Unless the moment is manipulating me...there's a stimulus. Being photographed is often aligned with the subject manipulating the moment, turning nothing into an inanimate animation - making a piece of film or a screened image amazing. At the top is a photo by D and at the bottom one created by A (although she is in it) and in both I found the situations (one I was aware the picture was being taken, the other one no) so sexy sexy sexy being photographed was great.
Stepping out of self-focus zzzz for a second, I love the pictures some of my photographer friends take...I mean those which are considered so highly, so thoughtfully, with the immense vision and angle in every sense of the word that a true photographer possesses. There are 2 people who really come to mind and to have an example of what I mean read the introduction on JP's wedding photography website. The other, R from my program, reflects the light of her presence, depth of emotional perception and extraordinary engagement with the bigness and smallness of the world in every moment she captures.
We will call her Erika, my favourite photographer personally known to me. She knows my "issues" with being photographed though we never had really the need to speak about them...I just knew she knew from her gentleness with me on one such occasion. She turns down some paid photographic work that doesn't incorporate the kind of thing or vibe she wants to picture...not out of snobbery or even real an idealism...it just doesn't come naturally. The way she talks about her art projects and those of her brother has taught me so much in its unknown humility and honesty. I won't write too much for discretion but Erika, if you are reading this, know how you touched me.

§ Work to complete
**A.** Answer these questions using the passage on photography above:
(i) Who took the photo shown at the top?
(ii) Where does the passage direct the reader for an example of what it means by a true photographer's vision?
(iii) What kind of paid work does Erika turn down?
**B.** Please transcribe the passage on photography above, starting with "We will call" and going on through "you touched me.".

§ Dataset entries

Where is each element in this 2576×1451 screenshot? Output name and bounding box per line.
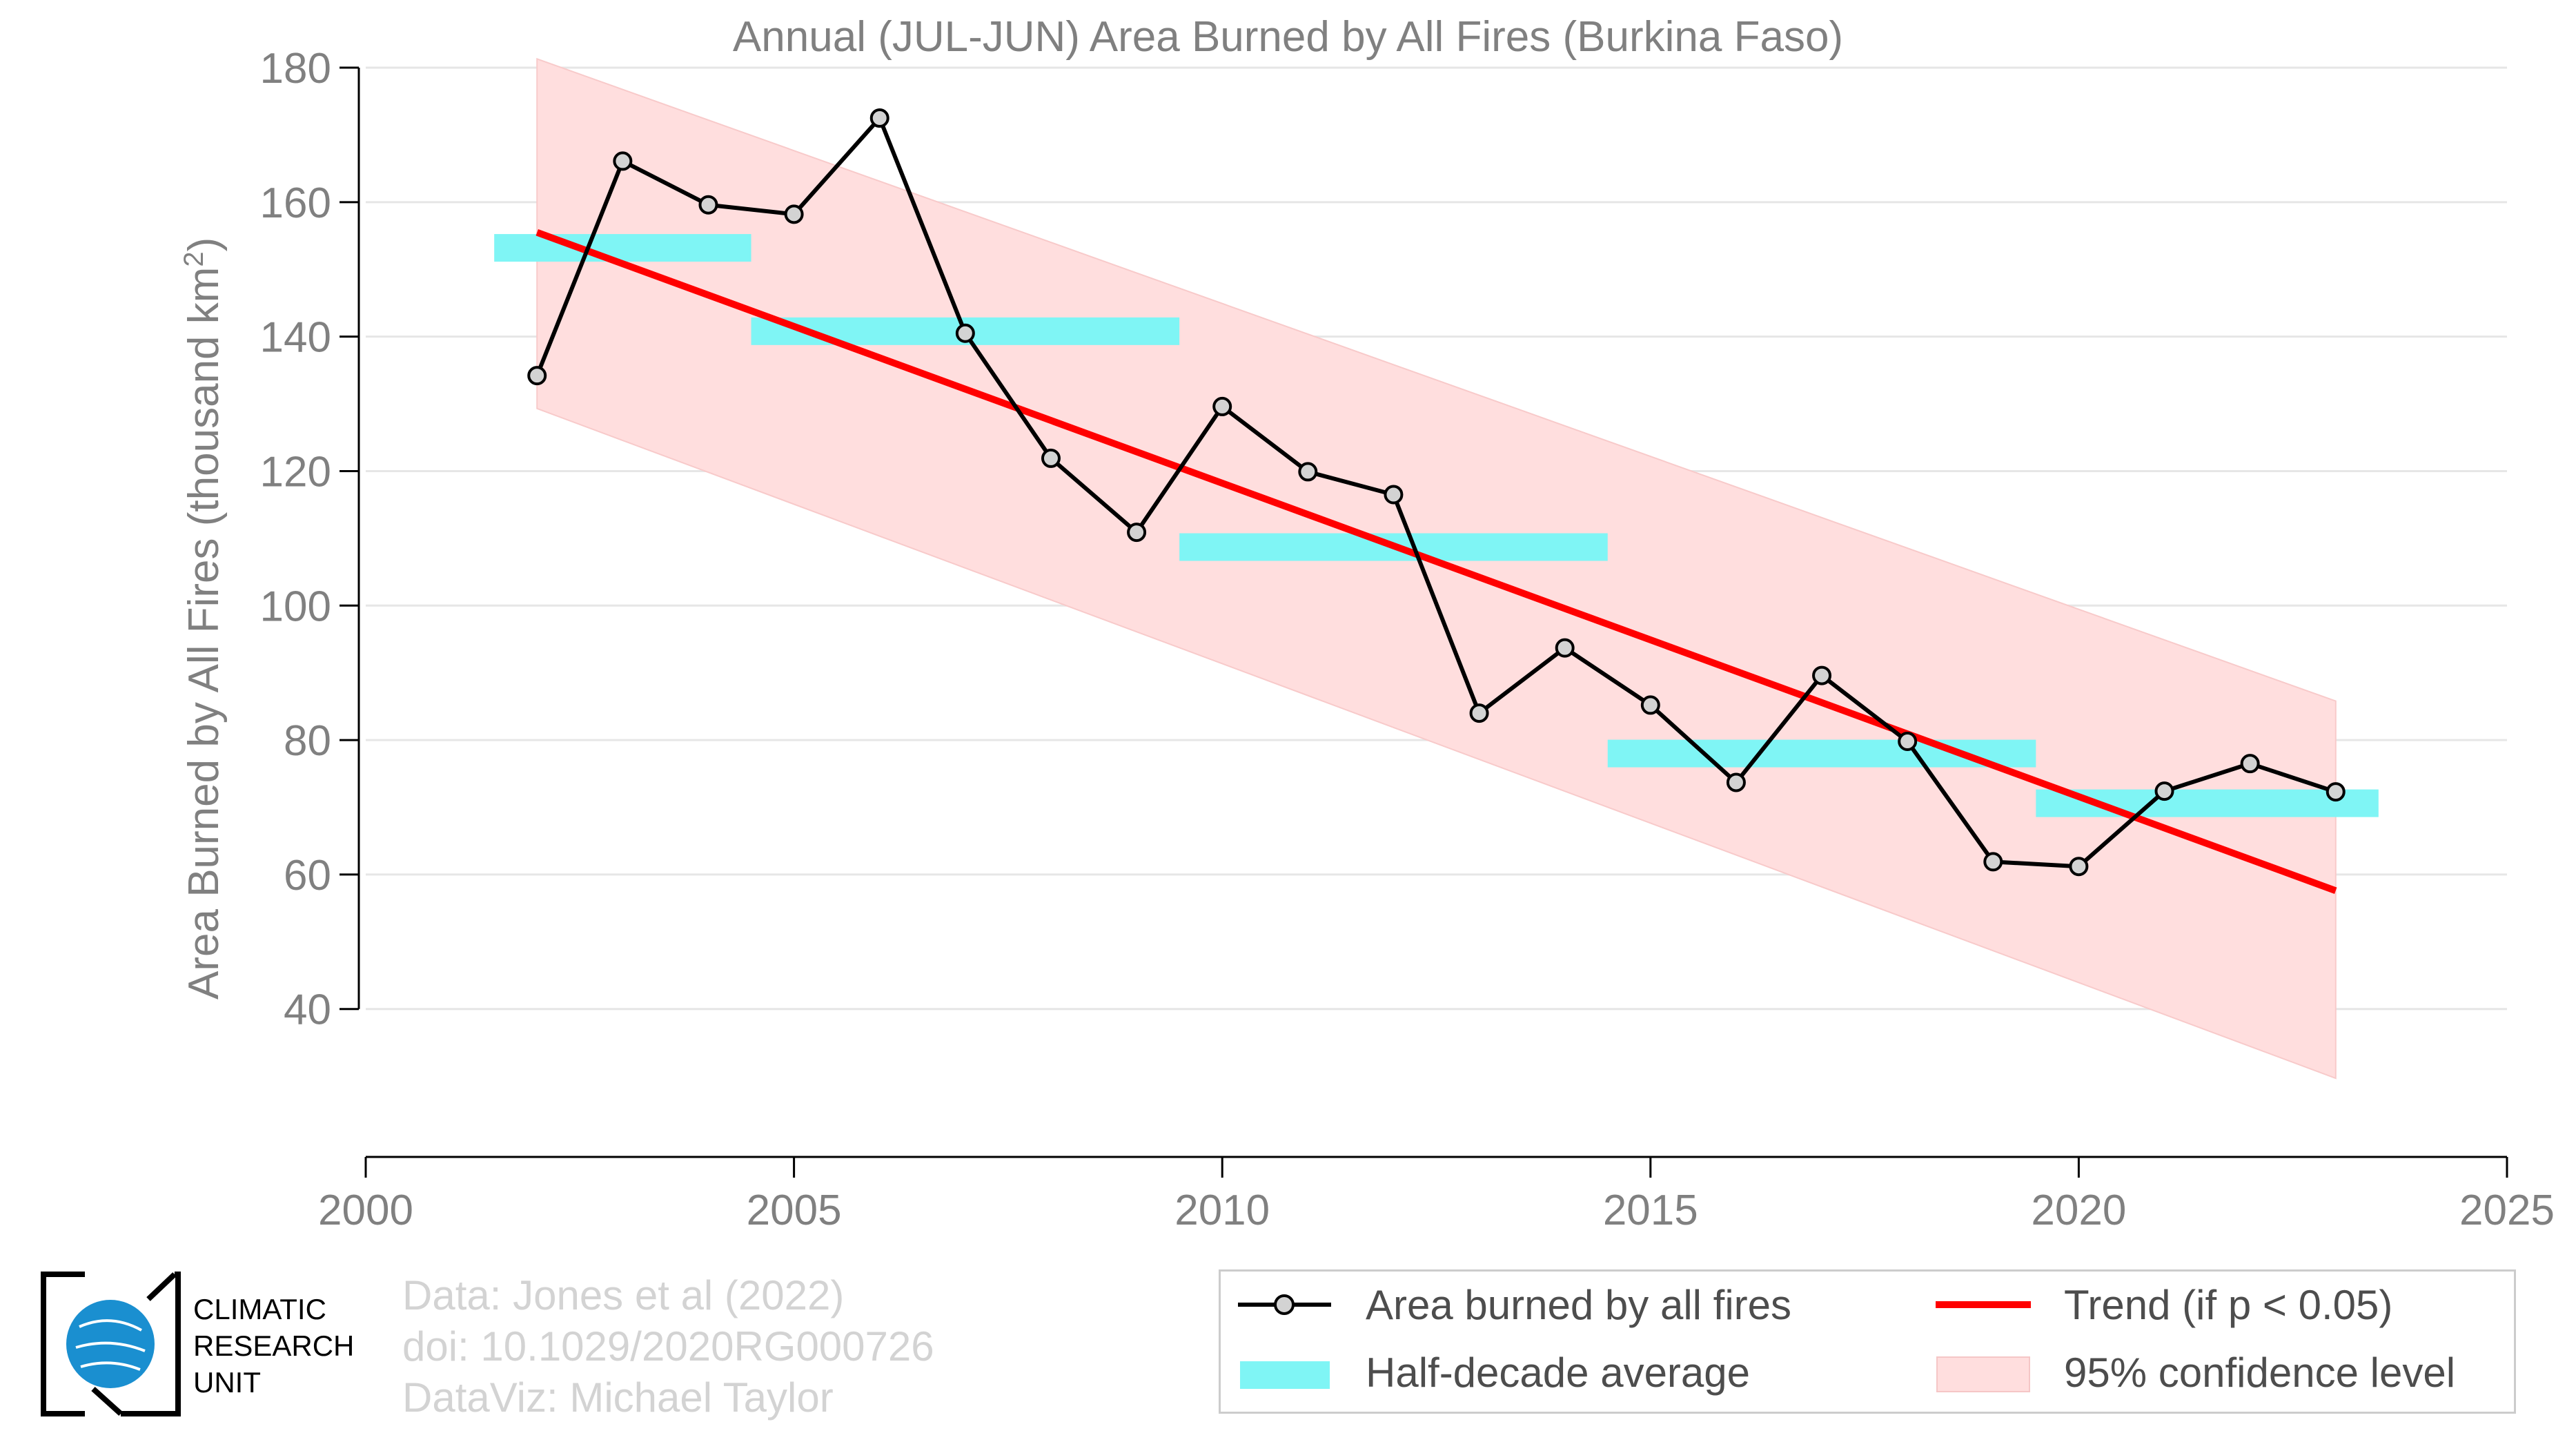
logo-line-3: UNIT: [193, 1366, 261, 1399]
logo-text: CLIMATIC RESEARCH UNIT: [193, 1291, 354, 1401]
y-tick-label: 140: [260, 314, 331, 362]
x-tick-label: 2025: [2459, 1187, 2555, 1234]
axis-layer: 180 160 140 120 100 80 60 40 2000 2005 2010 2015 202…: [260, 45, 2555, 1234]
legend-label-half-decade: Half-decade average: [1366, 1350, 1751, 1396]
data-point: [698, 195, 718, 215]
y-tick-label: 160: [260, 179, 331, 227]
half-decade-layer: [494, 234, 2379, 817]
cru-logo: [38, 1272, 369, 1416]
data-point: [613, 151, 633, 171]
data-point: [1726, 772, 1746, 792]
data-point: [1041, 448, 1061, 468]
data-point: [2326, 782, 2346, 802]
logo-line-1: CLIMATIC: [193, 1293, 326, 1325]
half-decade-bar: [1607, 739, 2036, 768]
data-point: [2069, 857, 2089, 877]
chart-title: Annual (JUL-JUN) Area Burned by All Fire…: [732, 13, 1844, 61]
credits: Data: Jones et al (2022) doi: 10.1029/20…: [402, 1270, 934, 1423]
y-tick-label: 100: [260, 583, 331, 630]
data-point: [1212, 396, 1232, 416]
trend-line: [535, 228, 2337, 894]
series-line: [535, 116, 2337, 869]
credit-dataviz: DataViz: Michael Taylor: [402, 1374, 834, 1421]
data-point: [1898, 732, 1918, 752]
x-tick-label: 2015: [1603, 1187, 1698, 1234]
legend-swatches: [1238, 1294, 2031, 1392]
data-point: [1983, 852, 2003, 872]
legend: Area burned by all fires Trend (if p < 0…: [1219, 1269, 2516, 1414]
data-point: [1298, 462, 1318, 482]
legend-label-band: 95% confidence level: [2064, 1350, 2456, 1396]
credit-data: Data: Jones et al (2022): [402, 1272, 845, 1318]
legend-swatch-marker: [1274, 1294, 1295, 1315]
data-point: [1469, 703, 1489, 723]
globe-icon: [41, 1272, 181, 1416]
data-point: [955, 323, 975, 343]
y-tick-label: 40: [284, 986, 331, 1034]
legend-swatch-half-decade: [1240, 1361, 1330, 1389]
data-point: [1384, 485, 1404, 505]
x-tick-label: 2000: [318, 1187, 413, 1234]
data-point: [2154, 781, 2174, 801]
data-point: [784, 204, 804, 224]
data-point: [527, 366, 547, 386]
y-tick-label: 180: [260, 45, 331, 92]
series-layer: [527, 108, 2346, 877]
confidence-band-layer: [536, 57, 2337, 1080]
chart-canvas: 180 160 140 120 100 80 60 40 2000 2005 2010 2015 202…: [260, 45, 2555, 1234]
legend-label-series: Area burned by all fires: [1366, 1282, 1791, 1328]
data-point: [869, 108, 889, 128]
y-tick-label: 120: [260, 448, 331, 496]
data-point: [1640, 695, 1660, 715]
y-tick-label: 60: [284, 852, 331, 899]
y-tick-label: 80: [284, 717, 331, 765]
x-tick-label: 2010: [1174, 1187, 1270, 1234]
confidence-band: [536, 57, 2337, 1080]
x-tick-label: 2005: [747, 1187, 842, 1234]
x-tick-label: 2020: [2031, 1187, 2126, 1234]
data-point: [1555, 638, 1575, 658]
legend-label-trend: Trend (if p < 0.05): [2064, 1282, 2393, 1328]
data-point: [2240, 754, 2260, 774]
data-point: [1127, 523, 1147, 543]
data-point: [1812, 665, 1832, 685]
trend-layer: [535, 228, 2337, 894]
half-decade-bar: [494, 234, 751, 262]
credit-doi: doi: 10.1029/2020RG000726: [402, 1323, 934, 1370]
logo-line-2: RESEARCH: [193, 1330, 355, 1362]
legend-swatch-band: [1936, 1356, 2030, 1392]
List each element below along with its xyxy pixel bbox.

§ The solutions
**A.**
(i) D
(ii) The introduction on JP's wedding photography website
(iii) Paid photographic work that doesn't incorporate the kind of thing or vibe she wants to picture

**B.**
We will call her Erika, my favourite photographer personally known to me. She knows my "issues" with being photographed though we never had really the need to speak about them...I just knew she knew from her gentleness with me on one such occasion. She turns down some paid photographic work that doesn't incorporate the kind of thing or vibe she wants to picture...not out of snobbery or even real an idealism...it just doesn't come naturally. The way she talks about her art projects and those of her brother has taught me so much in its unknown humility and honesty. I won't write too much for discretion but Erika, if you are reading this, know how you touched me.